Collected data
————————
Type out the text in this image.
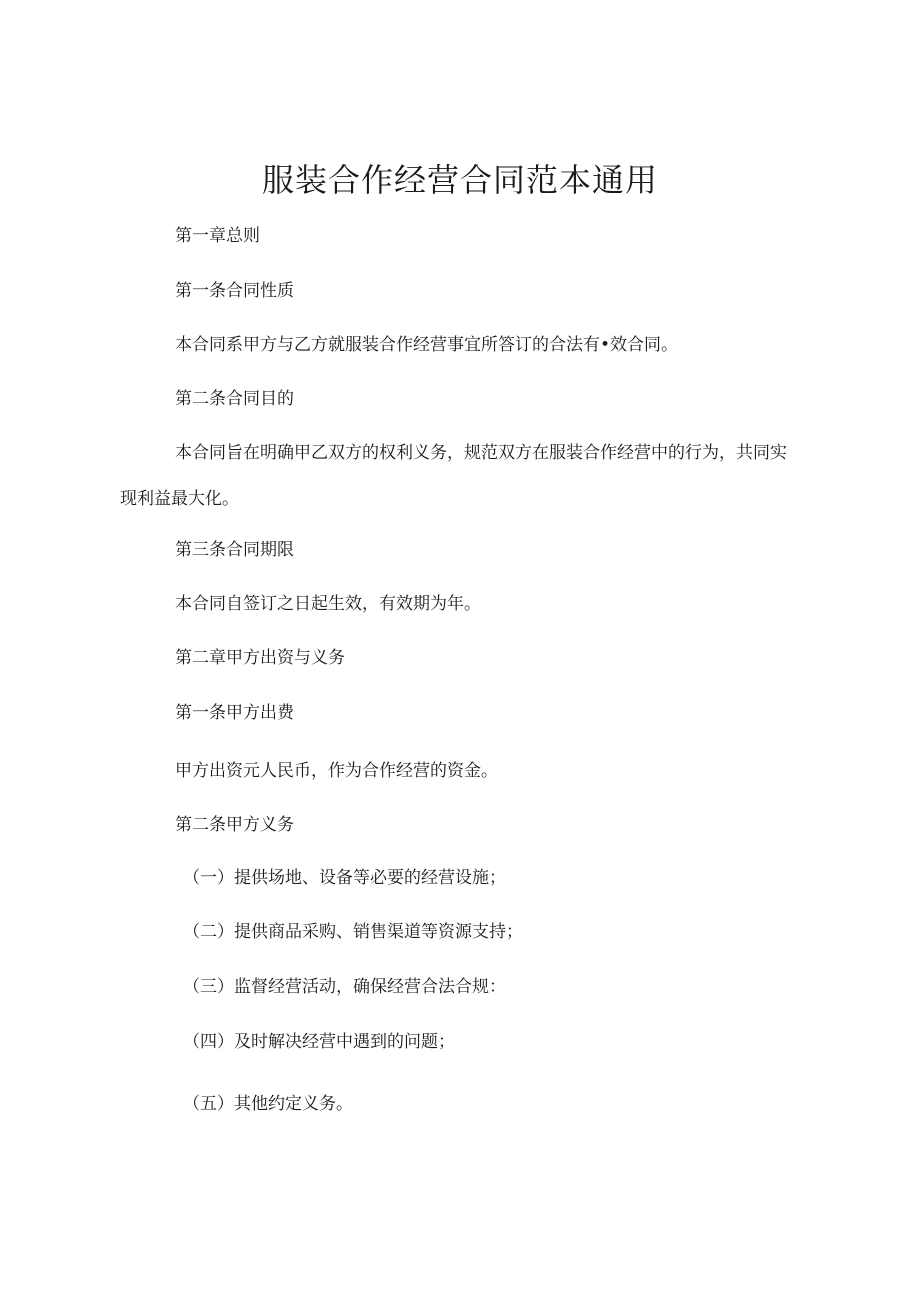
服装合作经营合同范本通用

第一章总则

第一条合同性质

本合同系甲方与乙方就服装合作经营事宜所答订的合法有•效合同。

第二条合同目的

本合同旨在明确甲乙双方的权利义务，规范双方在服装合作经营中的行为，共同实
现利益最大化。

第三条合同期限

本合同自签订之日起生效，有效期为年。

第二章甲方出资与义务

第一条甲方出费

甲方出资元人民币，作为合作经营的资金。

第二条甲方义务

（一）提供场地、设备等必要的经营设施；

（二）提供商品采购、销售渠道等资源支持；

（三）监督经营活动，确保经营合法合规：

（四）及时解决经营中遇到的问题；

（五）其他约定义务。
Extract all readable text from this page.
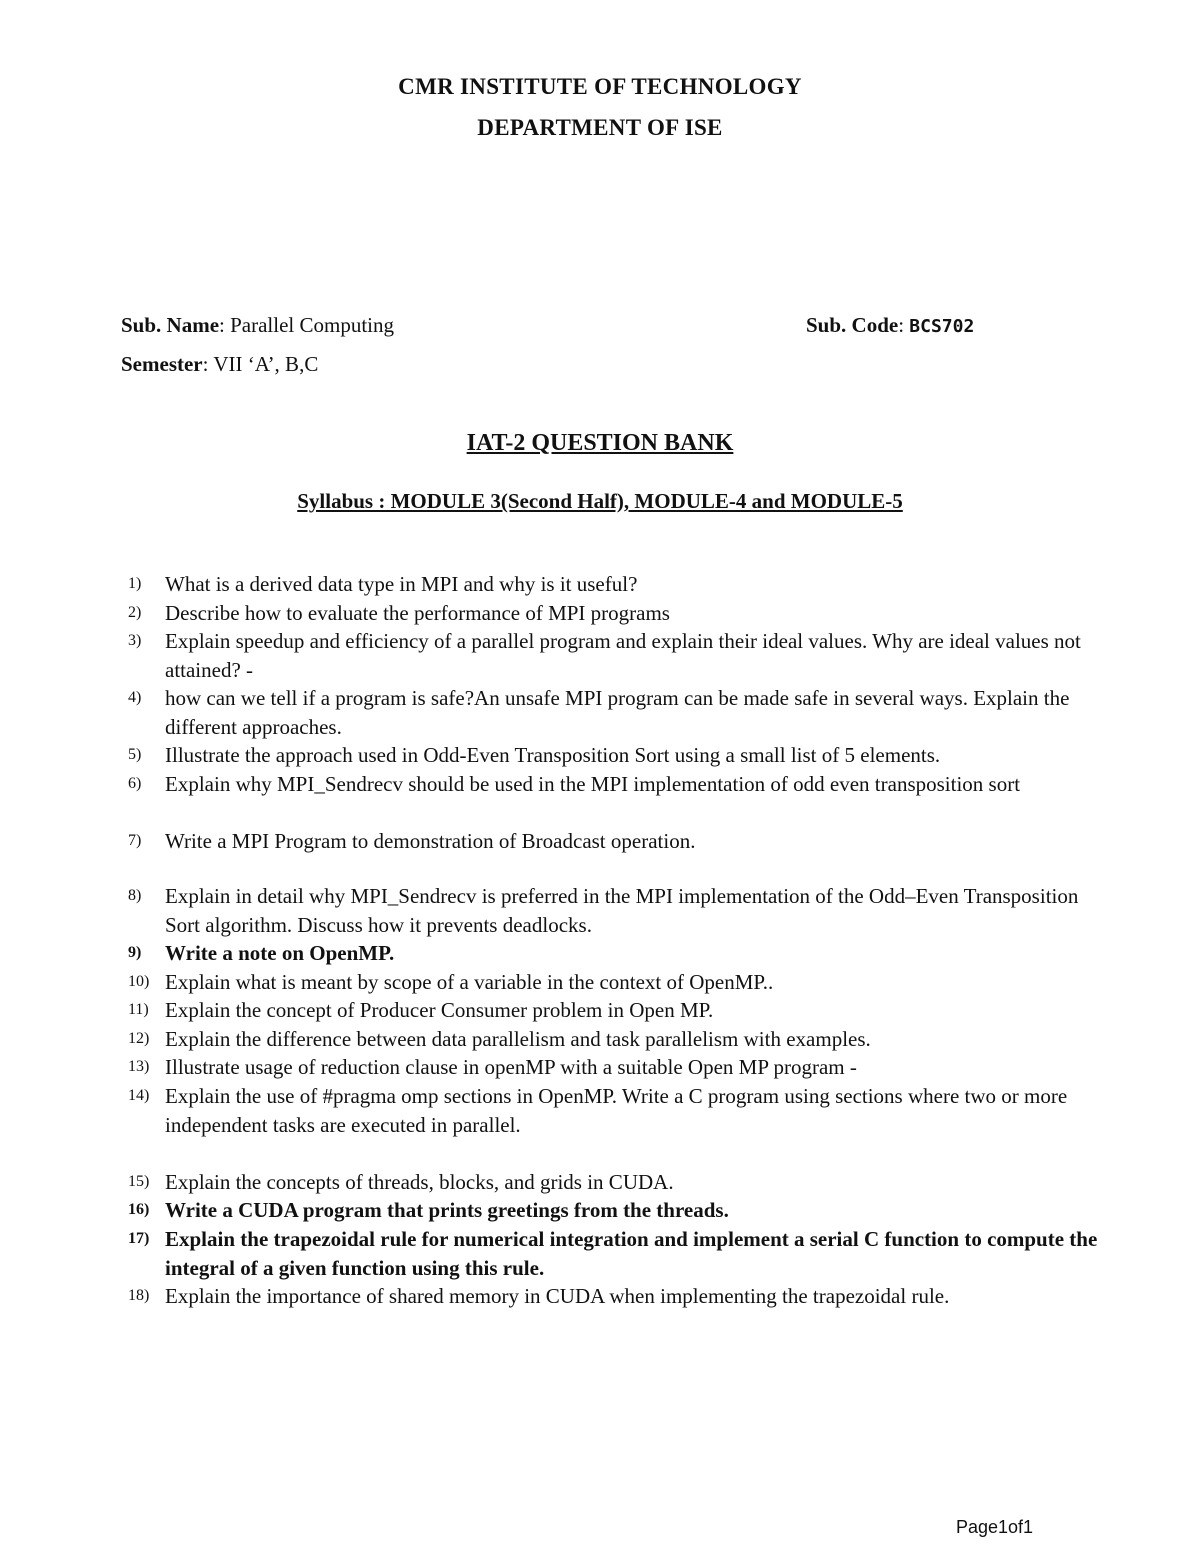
CMR INSTITUTE OF TECHNOLOGY
DEPARTMENT OF ISE
Sub. Name: Parallel Computing	Sub. Code: BCS702
Semester: VII ‘A’, B,C
IAT-2 QUESTION BANK
Syllabus : MODULE 3(Second Half), MODULE-4 and MODULE-5
1)	What is a derived data type in MPI and why is it useful?
2)	Describe how to evaluate the performance of MPI programs
3)	Explain speedup and efficiency of a parallel program and explain their ideal values. Why are ideal values not attained? -
4)	how can we tell if a program is safe?An unsafe MPI program can be made safe in several ways. Explain the different approaches.
5)	Illustrate the approach used in Odd-Even Transposition Sort using a small list of 5 elements.
6)	Explain why MPI_Sendrecv should be used in the MPI implementation of odd even transposition sort
7)	Write a MPI Program to demonstration of Broadcast operation.
8)	Explain in detail why MPI_Sendrecv is preferred in the MPI implementation of the Odd–Even Transposition Sort algorithm. Discuss how it prevents deadlocks.
9)	Write a note on OpenMP.
10) Explain what is meant by scope of a variable in the context of OpenMP..
11) Explain the concept of Producer Consumer problem in Open MP.
12) Explain the difference between data parallelism and task parallelism with examples.
13) Illustrate usage of reduction clause in openMP with a suitable Open MP program -
14) Explain the use of #pragma omp sections in OpenMP. Write a C program using sections where two or more independent tasks are executed in parallel.
15) Explain the concepts of threads, blocks, and grids in CUDA.
16) Write a CUDA program that prints greetings from the threads.
17) Explain the trapezoidal rule for numerical integration and implement a serial C function to compute the integral of a given function using this rule.
18) Explain the importance of shared memory in CUDA when implementing the trapezoidal rule.
Page1of1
————————
Repeat the records above exactly, leaving out any pictures they contain.

Type out the text in this image.
服装合作经营合同范本通用

第一章总则

第一条合同性质

本合同系甲方与乙方就服装合作经营事宜所答订的合法有•效合同。

第二条合同目的

本合同旨在明确甲乙双方的权利义务，规范双方在服装合作经营中的行为，共同实
现利益最大化。

第三条合同期限

本合同自签订之日起生效，有效期为年。

第二章甲方出资与义务

第一条甲方出费

甲方出资元人民币，作为合作经营的资金。

第二条甲方义务

（一）提供场地、设备等必要的经营设施；

（二）提供商品采购、销售渠道等资源支持；

（三）监督经营活动，确保经营合法合规：

（四）及时解决经营中遇到的问题；

（五）其他约定义务。
Extract all readable text from this page.
CMR INSTITUTE OF TECHNOLOGY
DEPARTMENT OF ISE
Sub. Name: Parallel Computing	Sub. Code: BCS702
Semester: VII ‘A’, B,C
IAT-2 QUESTION BANK
Syllabus : MODULE 3(Second Half), MODULE-4 and MODULE-5
1)	What is a derived data type in MPI and why is it useful?
2)	Describe how to evaluate the performance of MPI programs
3)	Explain speedup and efficiency of a parallel program and explain their ideal values. Why are ideal values not attained? -
4)	how can we tell if a program is safe?An unsafe MPI program can be made safe in several ways. Explain the different approaches.
5)	Illustrate the approach used in Odd-Even Transposition Sort using a small list of 5 elements.
6)	Explain why MPI_Sendrecv should be used in the MPI implementation of odd even transposition sort
7)	Write a MPI Program to demonstration of Broadcast operation.
8)	Explain in detail why MPI_Sendrecv is preferred in the MPI implementation of the Odd–Even Transposition Sort algorithm. Discuss how it prevents deadlocks.
9)	Write a note on OpenMP.
10) Explain what is meant by scope of a variable in the context of OpenMP..
11) Explain the concept of Producer Consumer problem in Open MP.
12) Explain the difference between data parallelism and task parallelism with examples.
13) Illustrate usage of reduction clause in openMP with a suitable Open MP program -
14) Explain the use of #pragma omp sections in OpenMP. Write a C program using sections where two or more independent tasks are executed in parallel.
15) Explain the concepts of threads, blocks, and grids in CUDA.
16) Write a CUDA program that prints greetings from the threads.
17) Explain the trapezoidal rule for numerical integration and implement a serial C function to compute the integral of a given function using this rule.
18) Explain the importance of shared memory in CUDA when implementing the trapezoidal rule.
Page1of1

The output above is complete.